> _What the task asks_
Leave the pictures out, and retype all of the material exactly as written.

───── Data rows

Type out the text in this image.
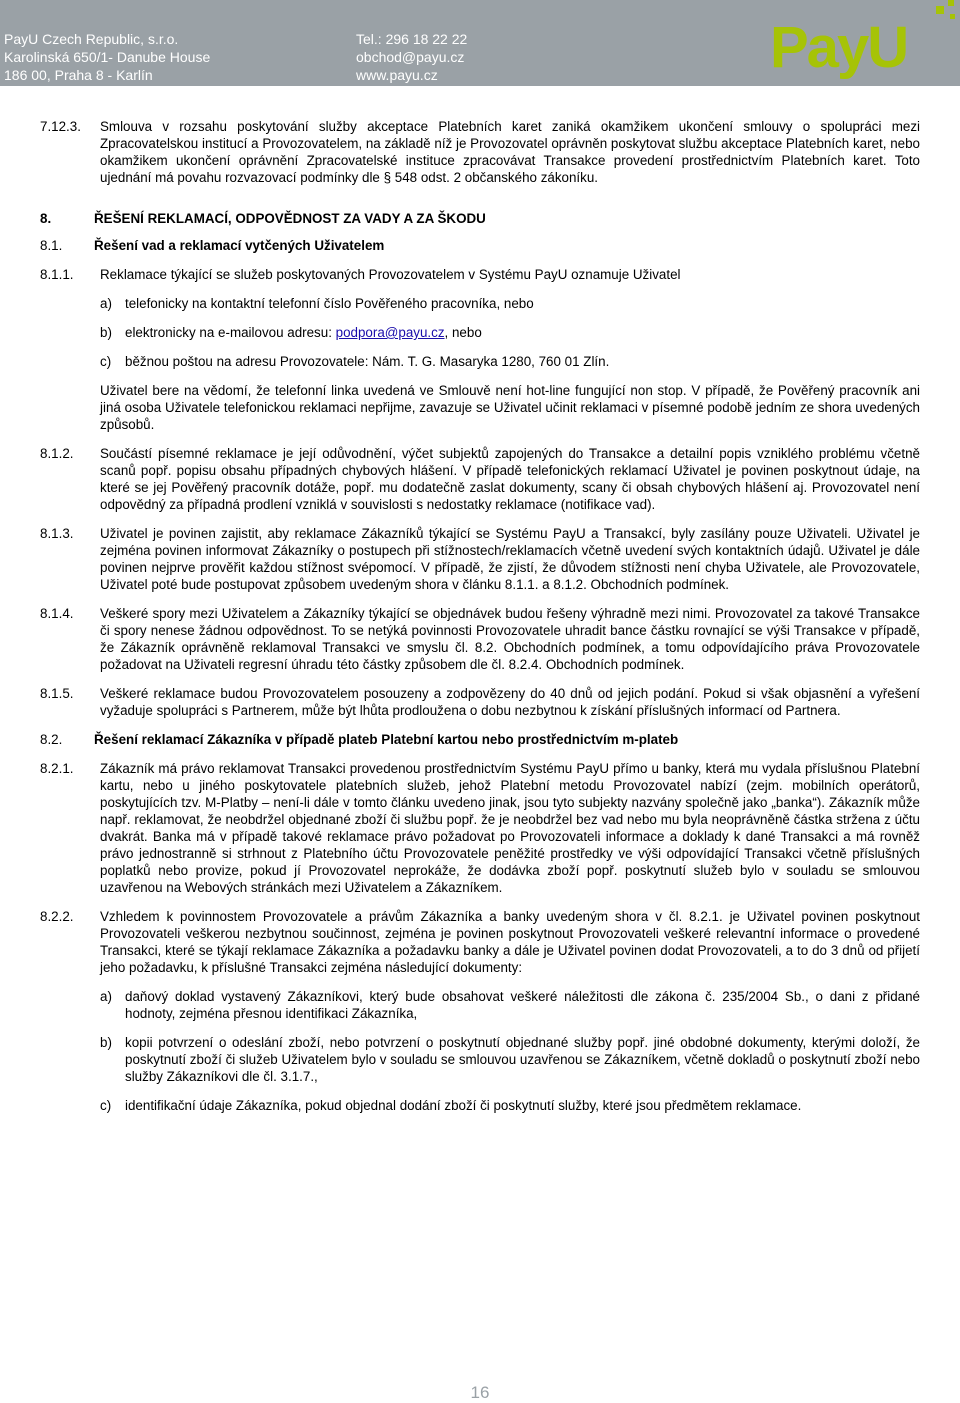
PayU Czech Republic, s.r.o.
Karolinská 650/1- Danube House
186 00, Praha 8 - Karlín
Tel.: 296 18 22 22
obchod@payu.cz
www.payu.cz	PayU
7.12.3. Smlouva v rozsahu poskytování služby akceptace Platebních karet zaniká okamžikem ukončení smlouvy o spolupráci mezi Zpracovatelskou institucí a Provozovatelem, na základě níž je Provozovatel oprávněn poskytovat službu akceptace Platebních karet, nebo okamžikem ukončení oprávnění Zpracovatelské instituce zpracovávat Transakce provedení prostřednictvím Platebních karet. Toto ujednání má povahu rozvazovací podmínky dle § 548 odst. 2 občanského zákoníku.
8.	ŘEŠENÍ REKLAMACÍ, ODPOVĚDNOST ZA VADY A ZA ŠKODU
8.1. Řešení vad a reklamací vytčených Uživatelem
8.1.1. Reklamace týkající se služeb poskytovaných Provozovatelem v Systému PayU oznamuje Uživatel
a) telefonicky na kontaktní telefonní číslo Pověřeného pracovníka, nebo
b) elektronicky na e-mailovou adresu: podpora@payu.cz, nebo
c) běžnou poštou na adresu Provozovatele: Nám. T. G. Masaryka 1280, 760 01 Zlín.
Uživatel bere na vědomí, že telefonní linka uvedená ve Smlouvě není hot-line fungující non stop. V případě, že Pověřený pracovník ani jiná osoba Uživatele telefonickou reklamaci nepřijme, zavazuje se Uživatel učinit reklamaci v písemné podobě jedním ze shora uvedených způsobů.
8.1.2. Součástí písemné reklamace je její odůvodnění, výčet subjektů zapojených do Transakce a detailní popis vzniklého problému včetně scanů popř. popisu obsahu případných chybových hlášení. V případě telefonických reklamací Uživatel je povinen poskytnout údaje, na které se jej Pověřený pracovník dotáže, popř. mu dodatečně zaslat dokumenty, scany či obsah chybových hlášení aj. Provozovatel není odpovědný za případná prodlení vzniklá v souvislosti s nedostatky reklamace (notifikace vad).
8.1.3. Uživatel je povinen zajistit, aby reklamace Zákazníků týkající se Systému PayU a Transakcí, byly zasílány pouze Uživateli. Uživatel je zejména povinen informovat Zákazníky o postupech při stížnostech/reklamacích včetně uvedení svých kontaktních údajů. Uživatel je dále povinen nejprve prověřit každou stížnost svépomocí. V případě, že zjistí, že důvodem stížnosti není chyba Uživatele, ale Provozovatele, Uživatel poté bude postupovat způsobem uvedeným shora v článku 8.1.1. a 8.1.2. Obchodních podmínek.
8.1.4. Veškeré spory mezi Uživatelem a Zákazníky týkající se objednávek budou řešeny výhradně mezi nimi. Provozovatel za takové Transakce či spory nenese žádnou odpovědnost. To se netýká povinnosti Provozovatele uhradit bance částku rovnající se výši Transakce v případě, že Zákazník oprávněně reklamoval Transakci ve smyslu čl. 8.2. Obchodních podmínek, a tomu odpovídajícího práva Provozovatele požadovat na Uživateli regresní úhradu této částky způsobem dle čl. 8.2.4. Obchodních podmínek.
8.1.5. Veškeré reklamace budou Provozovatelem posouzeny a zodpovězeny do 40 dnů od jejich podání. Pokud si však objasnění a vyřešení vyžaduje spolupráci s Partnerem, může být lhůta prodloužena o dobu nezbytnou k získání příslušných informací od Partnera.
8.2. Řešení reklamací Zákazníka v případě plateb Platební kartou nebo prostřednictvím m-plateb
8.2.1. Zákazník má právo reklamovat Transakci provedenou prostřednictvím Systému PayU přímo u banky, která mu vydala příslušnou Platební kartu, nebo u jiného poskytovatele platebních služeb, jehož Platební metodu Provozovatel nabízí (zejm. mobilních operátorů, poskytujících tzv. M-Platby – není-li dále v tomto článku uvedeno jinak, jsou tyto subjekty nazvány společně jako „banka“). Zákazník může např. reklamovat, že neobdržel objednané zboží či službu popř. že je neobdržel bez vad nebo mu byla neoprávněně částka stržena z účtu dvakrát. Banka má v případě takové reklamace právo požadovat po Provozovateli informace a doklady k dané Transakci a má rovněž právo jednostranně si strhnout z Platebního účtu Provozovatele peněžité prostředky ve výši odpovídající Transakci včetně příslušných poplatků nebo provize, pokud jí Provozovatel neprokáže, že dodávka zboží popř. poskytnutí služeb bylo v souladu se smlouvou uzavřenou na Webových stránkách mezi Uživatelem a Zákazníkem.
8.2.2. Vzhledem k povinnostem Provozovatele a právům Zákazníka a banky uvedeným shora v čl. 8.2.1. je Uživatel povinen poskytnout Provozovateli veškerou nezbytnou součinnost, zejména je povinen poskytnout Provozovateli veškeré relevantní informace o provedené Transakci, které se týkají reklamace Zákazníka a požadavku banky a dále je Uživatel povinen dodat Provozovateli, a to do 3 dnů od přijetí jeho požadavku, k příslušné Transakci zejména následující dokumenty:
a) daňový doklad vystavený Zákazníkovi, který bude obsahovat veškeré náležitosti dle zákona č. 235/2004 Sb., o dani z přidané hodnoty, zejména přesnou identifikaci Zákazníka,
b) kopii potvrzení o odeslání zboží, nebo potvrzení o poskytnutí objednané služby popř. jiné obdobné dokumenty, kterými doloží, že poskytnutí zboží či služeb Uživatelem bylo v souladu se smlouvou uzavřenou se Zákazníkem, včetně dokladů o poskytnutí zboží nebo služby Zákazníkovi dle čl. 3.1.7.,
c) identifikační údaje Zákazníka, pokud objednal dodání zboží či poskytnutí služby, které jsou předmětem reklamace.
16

──────────

> _Right answer_
Type out the text in this image.
PayU Czech Republic, s.r.o.
Karolinská 650/1- Danube House
186 00, Praha 8 - Karlín
Tel.: 296 18 22 22
obchod@payu.cz
www.payu.cz	PayU
7.12.3. Smlouva v rozsahu poskytování služby akceptace Platebních karet zaniká okamžikem ukončení smlouvy o spolupráci mezi Zpracovatelskou institucí a Provozovatelem, na základě níž je Provozovatel oprávněn poskytovat službu akceptace Platebních karet, nebo okamžikem ukončení oprávnění Zpracovatelské instituce zpracovávat Transakce provedení prostřednictvím Platebních karet. Toto ujednání má povahu rozvazovací podmínky dle § 548 odst. 2 občanského zákoníku.
8.	ŘEŠENÍ REKLAMACÍ, ODPOVĚDNOST ZA VADY A ZA ŠKODU
8.1. Řešení vad a reklamací vytčených Uživatelem
8.1.1. Reklamace týkající se služeb poskytovaných Provozovatelem v Systému PayU oznamuje Uživatel
a) telefonicky na kontaktní telefonní číslo Pověřeného pracovníka, nebo
b) elektronicky na e-mailovou adresu: podpora@payu.cz, nebo
c) běžnou poštou na adresu Provozovatele: Nám. T. G. Masaryka 1280, 760 01 Zlín.
Uživatel bere na vědomí, že telefonní linka uvedená ve Smlouvě není hot-line fungující non stop. V případě, že Pověřený pracovník ani jiná osoba Uživatele telefonickou reklamaci nepřijme, zavazuje se Uživatel učinit reklamaci v písemné podobě jedním ze shora uvedených způsobů.
8.1.2. Součástí písemné reklamace je její odůvodnění, výčet subjektů zapojených do Transakce a detailní popis vzniklého problému včetně scanů popř. popisu obsahu případných chybových hlášení. V případě telefonických reklamací Uživatel je povinen poskytnout údaje, na které se jej Pověřený pracovník dotáže, popř. mu dodatečně zaslat dokumenty, scany či obsah chybových hlášení aj. Provozovatel není odpovědný za případná prodlení vzniklá v souvislosti s nedostatky reklamace (notifikace vad).
8.1.3. Uživatel je povinen zajistit, aby reklamace Zákazníků týkající se Systému PayU a Transakcí, byly zasílány pouze Uživateli. Uživatel je zejména povinen informovat Zákazníky o postupech při stížnostech/reklamacích včetně uvedení svých kontaktních údajů. Uživatel je dále povinen nejprve prověřit každou stížnost svépomocí. V případě, že zjistí, že důvodem stížnosti není chyba Uživatele, ale Provozovatele, Uživatel poté bude postupovat způsobem uvedeným shora v článku 8.1.1. a 8.1.2. Obchodních podmínek.
8.1.4. Veškeré spory mezi Uživatelem a Zákazníky týkající se objednávek budou řešeny výhradně mezi nimi. Provozovatel za takové Transakce či spory nenese žádnou odpovědnost. To se netýká povinnosti Provozovatele uhradit bance částku rovnající se výši Transakce v případě, že Zákazník oprávněně reklamoval Transakci ve smyslu čl. 8.2. Obchodních podmínek, a tomu odpovídajícího práva Provozovatele požadovat na Uživateli regresní úhradu této částky způsobem dle čl. 8.2.4. Obchodních podmínek.
8.1.5. Veškeré reklamace budou Provozovatelem posouzeny a zodpovězeny do 40 dnů od jejich podání. Pokud si však objasnění a vyřešení vyžaduje spolupráci s Partnerem, může být lhůta prodloužena o dobu nezbytnou k získání příslušných informací od Partnera.
8.2. Řešení reklamací Zákazníka v případě plateb Platební kartou nebo prostřednictvím m-plateb
8.2.1. Zákazník má právo reklamovat Transakci provedenou prostřednictvím Systému PayU přímo u banky, která mu vydala příslušnou Platební kartu, nebo u jiného poskytovatele platebních služeb, jehož Platební metodu Provozovatel nabízí (zejm. mobilních operátorů, poskytujících tzv. M-Platby – není-li dále v tomto článku uvedeno jinak, jsou tyto subjekty nazvány společně jako „banka“). Zákazník může např. reklamovat, že neobdržel objednané zboží či službu popř. že je neobdržel bez vad nebo mu byla neoprávněně částka stržena z účtu dvakrát. Banka má v případě takové reklamace právo požadovat po Provozovateli informace a doklady k dané Transakci a má rovněž právo jednostranně si strhnout z Platebního účtu Provozovatele peněžité prostředky ve výši odpovídající Transakci včetně příslušných poplatků nebo provize, pokud jí Provozovatel neprokáže, že dodávka zboží popř. poskytnutí služeb bylo v souladu se smlouvou uzavřenou na Webových stránkách mezi Uživatelem a Zákazníkem.
8.2.2. Vzhledem k povinnostem Provozovatele a právům Zákazníka a banky uvedeným shora v čl. 8.2.1. je Uživatel povinen poskytnout Provozovateli veškerou nezbytnou součinnost, zejména je povinen poskytnout Provozovateli veškeré relevantní informace o provedené Transakci, které se týkají reklamace Zákazníka a požadavku banky a dále je Uživatel povinen dodat Provozovateli, a to do 3 dnů od přijetí jeho požadavku, k příslušné Transakci zejména následující dokumenty:
a) daňový doklad vystavený Zákazníkovi, který bude obsahovat veškeré náležitosti dle zákona č. 235/2004 Sb., o dani z přidané hodnoty, zejména přesnou identifikaci Zákazníka,
b) kopii potvrzení o odeslání zboží, nebo potvrzení o poskytnutí objednané služby popř. jiné obdobné dokumenty, kterými doloží, že poskytnutí zboží či služeb Uživatelem bylo v souladu se smlouvou uzavřenou se Zákazníkem, včetně dokladů o poskytnutí zboží nebo služby Zákazníkovi dle čl. 3.1.7.,
c) identifikační údaje Zákazníka, pokud objednal dodání zboží či poskytnutí služby, které jsou předmětem reklamace.
16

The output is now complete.